---------- Input

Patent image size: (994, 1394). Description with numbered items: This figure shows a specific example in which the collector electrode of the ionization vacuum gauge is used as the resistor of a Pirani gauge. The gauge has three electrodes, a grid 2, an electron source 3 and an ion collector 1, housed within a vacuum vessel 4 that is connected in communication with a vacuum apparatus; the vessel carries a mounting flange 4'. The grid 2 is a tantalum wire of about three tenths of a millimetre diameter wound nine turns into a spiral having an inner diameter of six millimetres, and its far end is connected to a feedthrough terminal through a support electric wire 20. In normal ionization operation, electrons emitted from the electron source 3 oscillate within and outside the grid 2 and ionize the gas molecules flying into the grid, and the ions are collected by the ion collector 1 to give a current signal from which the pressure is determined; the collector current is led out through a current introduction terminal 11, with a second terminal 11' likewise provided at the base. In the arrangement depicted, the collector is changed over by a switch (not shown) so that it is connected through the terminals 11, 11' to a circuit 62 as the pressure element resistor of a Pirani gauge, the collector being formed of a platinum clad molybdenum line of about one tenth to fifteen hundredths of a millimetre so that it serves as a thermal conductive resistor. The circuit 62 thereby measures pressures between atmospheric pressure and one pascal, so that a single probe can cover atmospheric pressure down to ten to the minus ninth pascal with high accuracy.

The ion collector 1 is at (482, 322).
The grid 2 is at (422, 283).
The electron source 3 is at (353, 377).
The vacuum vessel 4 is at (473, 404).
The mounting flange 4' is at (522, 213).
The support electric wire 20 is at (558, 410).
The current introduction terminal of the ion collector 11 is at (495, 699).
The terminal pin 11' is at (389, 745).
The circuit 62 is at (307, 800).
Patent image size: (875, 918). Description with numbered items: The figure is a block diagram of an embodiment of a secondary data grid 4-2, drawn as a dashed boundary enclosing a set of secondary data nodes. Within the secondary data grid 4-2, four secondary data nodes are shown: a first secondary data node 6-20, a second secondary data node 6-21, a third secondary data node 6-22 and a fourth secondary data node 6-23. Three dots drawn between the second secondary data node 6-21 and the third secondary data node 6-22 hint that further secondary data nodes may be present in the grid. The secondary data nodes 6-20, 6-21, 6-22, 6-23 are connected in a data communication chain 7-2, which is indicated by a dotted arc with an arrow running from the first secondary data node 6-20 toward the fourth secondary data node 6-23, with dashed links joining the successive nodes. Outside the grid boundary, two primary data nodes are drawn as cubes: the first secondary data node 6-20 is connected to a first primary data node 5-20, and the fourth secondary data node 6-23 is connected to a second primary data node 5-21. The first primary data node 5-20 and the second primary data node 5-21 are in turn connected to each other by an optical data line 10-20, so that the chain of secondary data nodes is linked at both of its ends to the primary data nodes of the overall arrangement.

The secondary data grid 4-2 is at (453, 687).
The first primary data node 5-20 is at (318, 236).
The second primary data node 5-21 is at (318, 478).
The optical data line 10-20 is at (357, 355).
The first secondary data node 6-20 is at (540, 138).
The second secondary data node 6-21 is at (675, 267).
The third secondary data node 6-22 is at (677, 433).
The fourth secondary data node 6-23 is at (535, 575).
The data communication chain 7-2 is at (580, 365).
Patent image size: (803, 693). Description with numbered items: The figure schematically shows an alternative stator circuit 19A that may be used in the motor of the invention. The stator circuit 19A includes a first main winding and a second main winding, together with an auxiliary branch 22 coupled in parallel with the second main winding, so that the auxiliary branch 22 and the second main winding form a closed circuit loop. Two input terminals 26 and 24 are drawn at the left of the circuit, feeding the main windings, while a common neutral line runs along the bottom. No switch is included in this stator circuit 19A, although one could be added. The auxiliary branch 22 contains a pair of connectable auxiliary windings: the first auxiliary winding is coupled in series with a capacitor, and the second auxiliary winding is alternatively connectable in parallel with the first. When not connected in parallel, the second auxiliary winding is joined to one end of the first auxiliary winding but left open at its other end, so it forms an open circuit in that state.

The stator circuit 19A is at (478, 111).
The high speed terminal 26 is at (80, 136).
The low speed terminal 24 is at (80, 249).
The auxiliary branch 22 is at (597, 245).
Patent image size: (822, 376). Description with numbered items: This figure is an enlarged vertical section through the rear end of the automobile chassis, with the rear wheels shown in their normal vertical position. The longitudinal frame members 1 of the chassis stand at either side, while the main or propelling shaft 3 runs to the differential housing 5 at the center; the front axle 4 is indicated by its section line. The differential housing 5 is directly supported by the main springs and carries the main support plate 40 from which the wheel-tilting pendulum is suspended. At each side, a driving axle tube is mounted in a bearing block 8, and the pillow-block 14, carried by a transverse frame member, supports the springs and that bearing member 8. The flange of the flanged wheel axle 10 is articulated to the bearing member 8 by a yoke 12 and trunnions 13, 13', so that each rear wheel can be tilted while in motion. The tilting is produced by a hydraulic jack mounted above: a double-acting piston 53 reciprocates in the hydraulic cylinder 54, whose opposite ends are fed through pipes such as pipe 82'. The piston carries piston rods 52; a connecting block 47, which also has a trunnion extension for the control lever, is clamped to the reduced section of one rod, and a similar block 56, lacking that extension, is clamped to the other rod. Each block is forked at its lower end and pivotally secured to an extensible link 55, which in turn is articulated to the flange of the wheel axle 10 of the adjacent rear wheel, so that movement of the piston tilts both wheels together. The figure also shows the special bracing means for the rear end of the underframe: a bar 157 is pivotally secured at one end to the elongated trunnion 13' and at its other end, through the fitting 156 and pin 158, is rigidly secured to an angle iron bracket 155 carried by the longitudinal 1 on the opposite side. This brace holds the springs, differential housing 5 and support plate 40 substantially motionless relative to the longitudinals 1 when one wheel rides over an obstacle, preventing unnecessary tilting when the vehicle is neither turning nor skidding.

--------------------

- What the task requires -
Copy out all of the material above word for word, line by line.

- Task output -
Patent image size: (994, 1394). Description with numbered items: This figure shows a specific example in which the collector electrode of the ionization vacuum gauge is used as the resistor of a Pirani gauge. The gauge has three electrodes, a grid 2, an electron source 3 and an ion collector 1, housed within a vacuum vessel 4 that is connected in communication with a vacuum apparatus; the vessel carries a mounting flange 4'. The grid 2 is a tantalum wire of about three tenths of a millimetre diameter wound nine turns into a spiral having an inner diameter of six millimetres, and its far end is connected to a feedthrough terminal through a support electric wire 20. In normal ionization operation, electrons emitted from the electron source 3 oscillate within and outside the grid 2 and ionize the gas molecules flying into the grid, and the ions are collected by the ion collector 1 to give a current signal from which the pressure is determined; the collector current is led out through a current introduction terminal 11, with a second terminal 11' likewise provided at the base. In the arrangement depicted, the collector is changed over by a switch (not shown) so that it is connected through the terminals 11, 11' to a circuit 62 as the pressure element resistor of a Pirani gauge, the collector being formed of a platinum clad molybdenum line of about one tenth to fifteen hundredths of a millimetre so that it serves as a thermal conductive resistor. The circuit 62 thereby measures pressures between atmospheric pressure and one pascal, so that a single probe can cover atmospheric pressure down to ten to the minus ninth pascal with high accuracy.

The ion collector 1 is at (482, 322).
The grid 2 is at (422, 283).
The electron source 3 is at (353, 377).
The vacuum vessel 4 is at (473, 404).
The mounting flange 4' is at (522, 213).
The support electric wire 20 is at (558, 410).
The current introduction terminal of the ion collector 11 is at (495, 699).
The terminal pin 11' is at (389, 745).
The circuit 62 is at (307, 800).
Patent image size: (875, 918). Description with numbered items: The figure is a block diagram of an embodiment of a secondary data grid 4-2, drawn as a dashed boundary enclosing a set of secondary data nodes. Within the secondary data grid 4-2, four secondary data nodes are shown: a first secondary data node 6-20, a second secondary data node 6-21, a third secondary data node 6-22 and a fourth secondary data node 6-23. Three dots drawn between the second secondary data node 6-21 and the third secondary data node 6-22 hint that further secondary data nodes may be present in the grid. The secondary data nodes 6-20, 6-21, 6-22, 6-23 are connected in a data communication chain 7-2, which is indicated by a dotted arc with an arrow running from the first secondary data node 6-20 toward the fourth secondary data node 6-23, with dashed links joining the successive nodes. Outside the grid boundary, two primary data nodes are drawn as cubes: the first secondary data node 6-20 is connected to a first primary data node 5-20, and the fourth secondary data node 6-23 is connected to a second primary data node 5-21. The first primary data node 5-20 and the second primary data node 5-21 are in turn connected to each other by an optical data line 10-20, so that the chain of secondary data nodes is linked at both of its ends to the primary data nodes of the overall arrangement.

The secondary data grid 4-2 is at (453, 687).
The first primary data node 5-20 is at (318, 236).
The second primary data node 5-21 is at (318, 478).
The optical data line 10-20 is at (357, 355).
The first secondary data node 6-20 is at (540, 138).
The second secondary data node 6-21 is at (675, 267).
The third secondary data node 6-22 is at (677, 433).
The fourth secondary data node 6-23 is at (535, 575).
The data communication chain 7-2 is at (580, 365).
Patent image size: (803, 693). Description with numbered items: The figure schematically shows an alternative stator circuit 19A that may be used in the motor of the invention. The stator circuit 19A includes a first main winding and a second main winding, together with an auxiliary branch 22 coupled in parallel with the second main winding, so that the auxiliary branch 22 and the second main winding form a closed circuit loop. Two input terminals 26 and 24 are drawn at the left of the circuit, feeding the main windings, while a common neutral line runs along the bottom. No switch is included in this stator circuit 19A, although one could be added. The auxiliary branch 22 contains a pair of connectable auxiliary windings: the first auxiliary winding is coupled in series with a capacitor, and the second auxiliary winding is alternatively connectable in parallel with the first. When not connected in parallel, the second auxiliary winding is joined to one end of the first auxiliary winding but left open at its other end, so it forms an open circuit in that state.

The stator circuit 19A is at (478, 111).
The high speed terminal 26 is at (80, 136).
The low speed terminal 24 is at (80, 249).
The auxiliary branch 22 is at (597, 245).
Patent image size: (822, 376). Description with numbered items: This figure is an enlarged vertical section through the rear end of the automobile chassis, with the rear wheels shown in their normal vertical position. The longitudinal frame members 1 of the chassis stand at either side, while the main or propelling shaft 3 runs to the differential housing 5 at the center; the front axle 4 is indicated by its section line. The differential housing 5 is directly supported by the main springs and carries the main support plate 40 from which the wheel-tilting pendulum is suspended. At each side, a driving axle tube is mounted in a bearing block 8, and the pillow-block 14, carried by a transverse frame member, supports the springs and that bearing member 8. The flange of the flanged wheel axle 10 is articulated to the bearing member 8 by a yoke 12 and trunnions 13, 13', so that each rear wheel can be tilted while in motion. The tilting is produced by a hydraulic jack mounted above: a double-acting piston 53 reciprocates in the hydraulic cylinder 54, whose opposite ends are fed through pipes such as pipe 82'. The piston carries piston rods 52; a connecting block 47, which also has a trunnion extension for the control lever, is clamped to the reduced section of one rod, and a similar block 56, lacking that extension, is clamped to the other rod. Each block is forked at its lower end and pivotally secured to an extensible link 55, which in turn is articulated to the flange of the wheel axle 10 of the adjacent rear wheel, so that movement of the piston tilts both wheels together. The figure also shows the special bracing means for the rear end of the underframe: a bar 157 is pivotally secured at one end to the elongated trunnion 13' and at its other end, through the fitting 156 and pin 158, is rigidly secured to an angle iron bracket 155 carried by the longitudinal 1 on the opposite side. This brace holds the springs, differential housing 5 and support plate 40 substantially motionless relative to the longitudinals 1 when one wheel rides over an obstacle, preventing unnecessary tilting when the vehicle is neither turning nor skidding.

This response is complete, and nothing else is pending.